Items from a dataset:
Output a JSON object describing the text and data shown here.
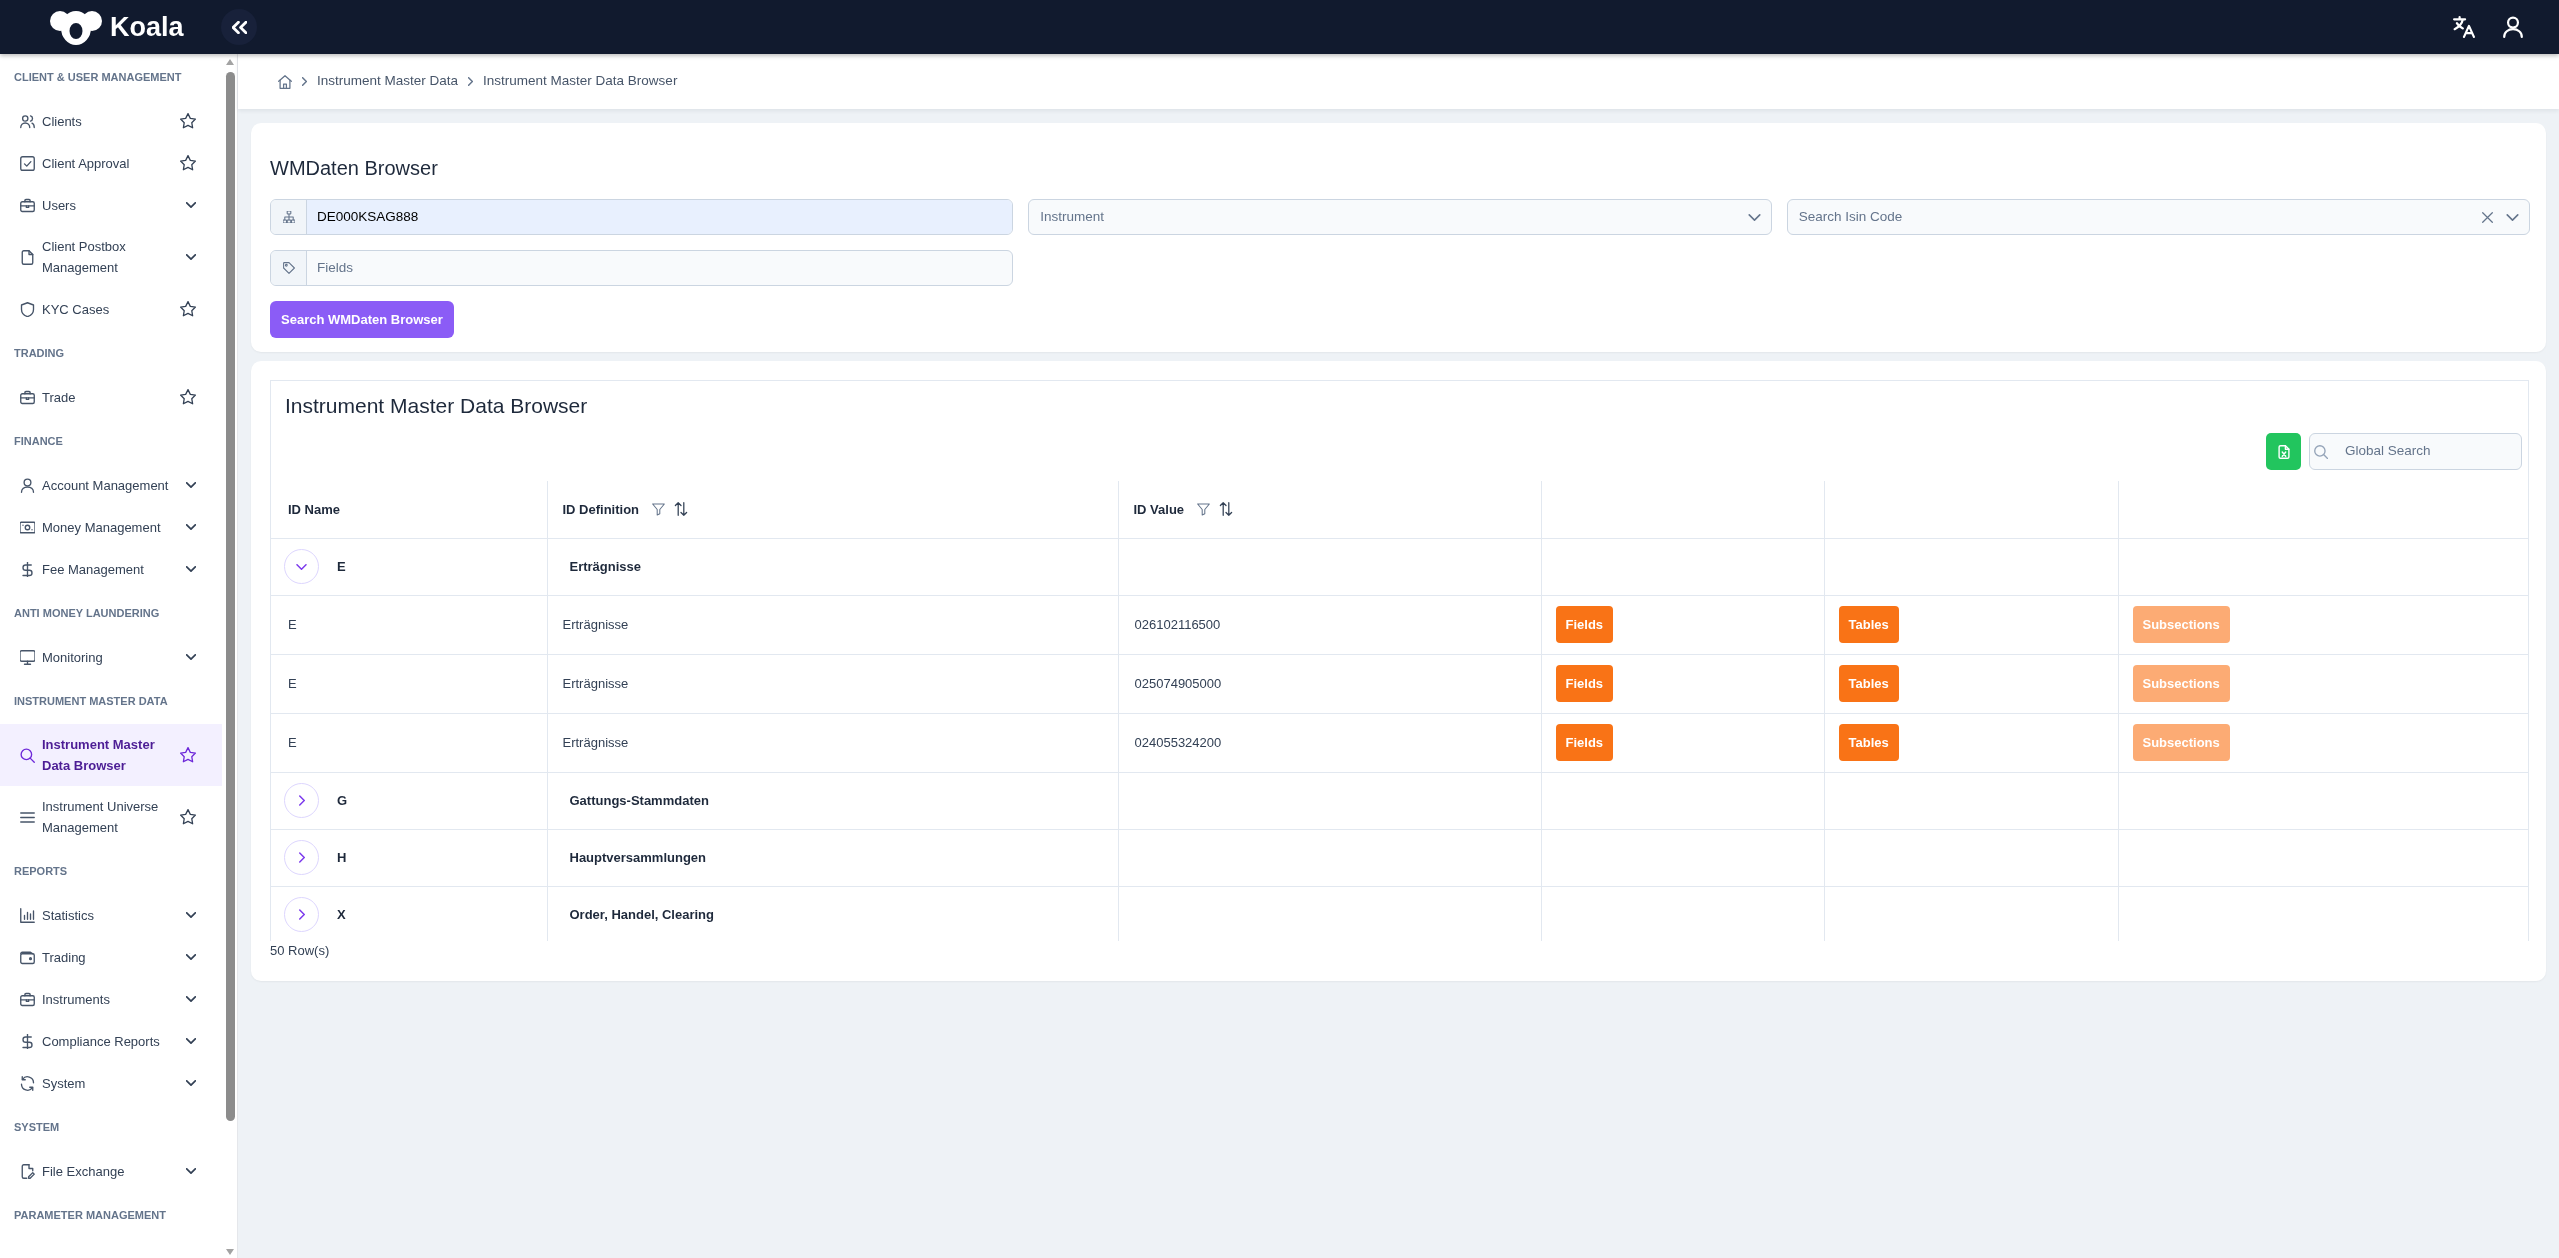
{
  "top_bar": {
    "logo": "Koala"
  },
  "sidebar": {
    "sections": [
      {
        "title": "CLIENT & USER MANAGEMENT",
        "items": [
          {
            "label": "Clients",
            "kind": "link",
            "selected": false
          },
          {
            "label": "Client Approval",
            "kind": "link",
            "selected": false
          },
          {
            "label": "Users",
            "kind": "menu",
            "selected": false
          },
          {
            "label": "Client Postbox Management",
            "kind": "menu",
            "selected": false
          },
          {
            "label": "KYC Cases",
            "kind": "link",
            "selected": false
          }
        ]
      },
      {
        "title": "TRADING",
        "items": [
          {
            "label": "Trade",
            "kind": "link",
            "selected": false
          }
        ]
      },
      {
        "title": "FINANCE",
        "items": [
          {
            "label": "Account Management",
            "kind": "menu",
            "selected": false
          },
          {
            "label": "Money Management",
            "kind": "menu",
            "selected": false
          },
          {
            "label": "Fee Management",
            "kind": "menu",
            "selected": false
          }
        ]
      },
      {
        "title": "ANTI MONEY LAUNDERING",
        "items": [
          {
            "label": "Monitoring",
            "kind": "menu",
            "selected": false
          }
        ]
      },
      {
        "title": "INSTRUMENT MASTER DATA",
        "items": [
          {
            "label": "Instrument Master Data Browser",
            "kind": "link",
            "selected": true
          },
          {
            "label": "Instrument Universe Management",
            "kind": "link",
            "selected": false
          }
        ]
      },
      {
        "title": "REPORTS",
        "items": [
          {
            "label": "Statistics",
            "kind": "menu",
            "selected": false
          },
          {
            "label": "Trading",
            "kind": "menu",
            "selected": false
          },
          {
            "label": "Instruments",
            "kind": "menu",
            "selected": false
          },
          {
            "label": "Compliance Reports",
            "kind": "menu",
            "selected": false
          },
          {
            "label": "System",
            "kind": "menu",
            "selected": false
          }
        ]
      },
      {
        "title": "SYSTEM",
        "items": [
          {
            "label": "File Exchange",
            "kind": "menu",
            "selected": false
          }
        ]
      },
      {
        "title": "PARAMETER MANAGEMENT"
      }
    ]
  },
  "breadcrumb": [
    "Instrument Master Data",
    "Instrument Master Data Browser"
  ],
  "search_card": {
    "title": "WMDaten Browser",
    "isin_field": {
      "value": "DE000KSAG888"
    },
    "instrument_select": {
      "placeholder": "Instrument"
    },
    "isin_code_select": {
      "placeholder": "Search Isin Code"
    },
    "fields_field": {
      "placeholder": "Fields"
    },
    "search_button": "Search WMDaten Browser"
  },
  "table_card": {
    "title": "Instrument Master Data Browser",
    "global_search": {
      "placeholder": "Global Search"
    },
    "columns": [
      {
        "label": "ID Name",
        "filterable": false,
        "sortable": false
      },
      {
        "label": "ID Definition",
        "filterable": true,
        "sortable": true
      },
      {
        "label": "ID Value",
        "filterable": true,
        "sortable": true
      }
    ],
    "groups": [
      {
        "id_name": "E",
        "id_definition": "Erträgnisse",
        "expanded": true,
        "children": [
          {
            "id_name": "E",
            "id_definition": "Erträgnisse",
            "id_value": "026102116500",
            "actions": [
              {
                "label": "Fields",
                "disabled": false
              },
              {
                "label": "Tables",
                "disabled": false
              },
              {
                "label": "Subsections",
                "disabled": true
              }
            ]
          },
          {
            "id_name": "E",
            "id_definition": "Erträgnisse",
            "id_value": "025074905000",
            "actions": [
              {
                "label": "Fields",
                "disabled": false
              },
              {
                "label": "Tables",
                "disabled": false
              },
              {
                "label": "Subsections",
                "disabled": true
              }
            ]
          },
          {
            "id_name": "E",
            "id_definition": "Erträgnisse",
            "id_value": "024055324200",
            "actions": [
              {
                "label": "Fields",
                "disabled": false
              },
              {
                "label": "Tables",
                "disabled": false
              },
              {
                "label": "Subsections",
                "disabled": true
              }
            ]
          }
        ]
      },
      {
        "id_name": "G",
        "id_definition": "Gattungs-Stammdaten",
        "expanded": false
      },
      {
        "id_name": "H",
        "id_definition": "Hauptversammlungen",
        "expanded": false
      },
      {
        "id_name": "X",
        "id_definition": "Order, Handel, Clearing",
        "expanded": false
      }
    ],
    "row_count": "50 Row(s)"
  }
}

WRITTEN INSTRUCTION: Quote every record above exactly, omitting any pictures they contain.

RESPONSE TO THE TASK:
Output a JSON object describing the text and data shown here.
{
  "top_bar": {
    "logo": "Koala"
  },
  "sidebar": {
    "sections": [
      {
        "title": "CLIENT & USER MANAGEMENT",
        "items": [
          {
            "label": "Clients",
            "kind": "link",
            "selected": false
          },
          {
            "label": "Client Approval",
            "kind": "link",
            "selected": false
          },
          {
            "label": "Users",
            "kind": "menu",
            "selected": false
          },
          {
            "label": "Client Postbox Management",
            "kind": "menu",
            "selected": false
          },
          {
            "label": "KYC Cases",
            "kind": "link",
            "selected": false
          }
        ]
      },
      {
        "title": "TRADING",
        "items": [
          {
            "label": "Trade",
            "kind": "link",
            "selected": false
          }
        ]
      },
      {
        "title": "FINANCE",
        "items": [
          {
            "label": "Account Management",
            "kind": "menu",
            "selected": false
          },
          {
            "label": "Money Management",
            "kind": "menu",
            "selected": false
          },
          {
            "label": "Fee Management",
            "kind": "menu",
            "selected": false
          }
        ]
      },
      {
        "title": "ANTI MONEY LAUNDERING",
        "items": [
          {
            "label": "Monitoring",
            "kind": "menu",
            "selected": false
          }
        ]
      },
      {
        "title": "INSTRUMENT MASTER DATA",
        "items": [
          {
            "label": "Instrument Master Data Browser",
            "kind": "link",
            "selected": true
          },
          {
            "label": "Instrument Universe Management",
            "kind": "link",
            "selected": false
          }
        ]
      },
      {
        "title": "REPORTS",
        "items": [
          {
            "label": "Statistics",
            "kind": "menu",
            "selected": false
          },
          {
            "label": "Trading",
            "kind": "menu",
            "selected": false
          },
          {
            "label": "Instruments",
            "kind": "menu",
            "selected": false
          },
          {
            "label": "Compliance Reports",
            "kind": "menu",
            "selected": false
          },
          {
            "label": "System",
            "kind": "menu",
            "selected": false
          }
        ]
      },
      {
        "title": "SYSTEM",
        "items": [
          {
            "label": "File Exchange",
            "kind": "menu",
            "selected": false
          }
        ]
      },
      {
        "title": "PARAMETER MANAGEMENT"
      }
    ]
  },
  "breadcrumb": [
    "Instrument Master Data",
    "Instrument Master Data Browser"
  ],
  "search_card": {
    "title": "WMDaten Browser",
    "isin_field": {
      "value": "DE000KSAG888"
    },
    "instrument_select": {
      "placeholder": "Instrument"
    },
    "isin_code_select": {
      "placeholder": "Search Isin Code"
    },
    "fields_field": {
      "placeholder": "Fields"
    },
    "search_button": "Search WMDaten Browser"
  },
  "table_card": {
    "title": "Instrument Master Data Browser",
    "global_search": {
      "placeholder": "Global Search"
    },
    "columns": [
      {
        "label": "ID Name",
        "filterable": false,
        "sortable": false
      },
      {
        "label": "ID Definition",
        "filterable": true,
        "sortable": true
      },
      {
        "label": "ID Value",
        "filterable": true,
        "sortable": true
      }
    ],
    "groups": [
      {
        "id_name": "E",
        "id_definition": "Erträgnisse",
        "expanded": true,
        "children": [
          {
            "id_name": "E",
            "id_definition": "Erträgnisse",
            "id_value": "026102116500",
            "actions": [
              {
                "label": "Fields",
                "disabled": false
              },
              {
                "label": "Tables",
                "disabled": false
              },
              {
                "label": "Subsections",
                "disabled": true
              }
            ]
          },
          {
            "id_name": "E",
            "id_definition": "Erträgnisse",
            "id_value": "025074905000",
            "actions": [
              {
                "label": "Fields",
                "disabled": false
              },
              {
                "label": "Tables",
                "disabled": false
              },
              {
                "label": "Subsections",
                "disabled": true
              }
            ]
          },
          {
            "id_name": "E",
            "id_definition": "Erträgnisse",
            "id_value": "024055324200",
            "actions": [
              {
                "label": "Fields",
                "disabled": false
              },
              {
                "label": "Tables",
                "disabled": false
              },
              {
                "label": "Subsections",
                "disabled": true
              }
            ]
          }
        ]
      },
      {
        "id_name": "G",
        "id_definition": "Gattungs-Stammdaten",
        "expanded": false
      },
      {
        "id_name": "H",
        "id_definition": "Hauptversammlungen",
        "expanded": false
      },
      {
        "id_name": "X",
        "id_definition": "Order, Handel, Clearing",
        "expanded": false
      }
    ],
    "row_count": "50 Row(s)"
  }
}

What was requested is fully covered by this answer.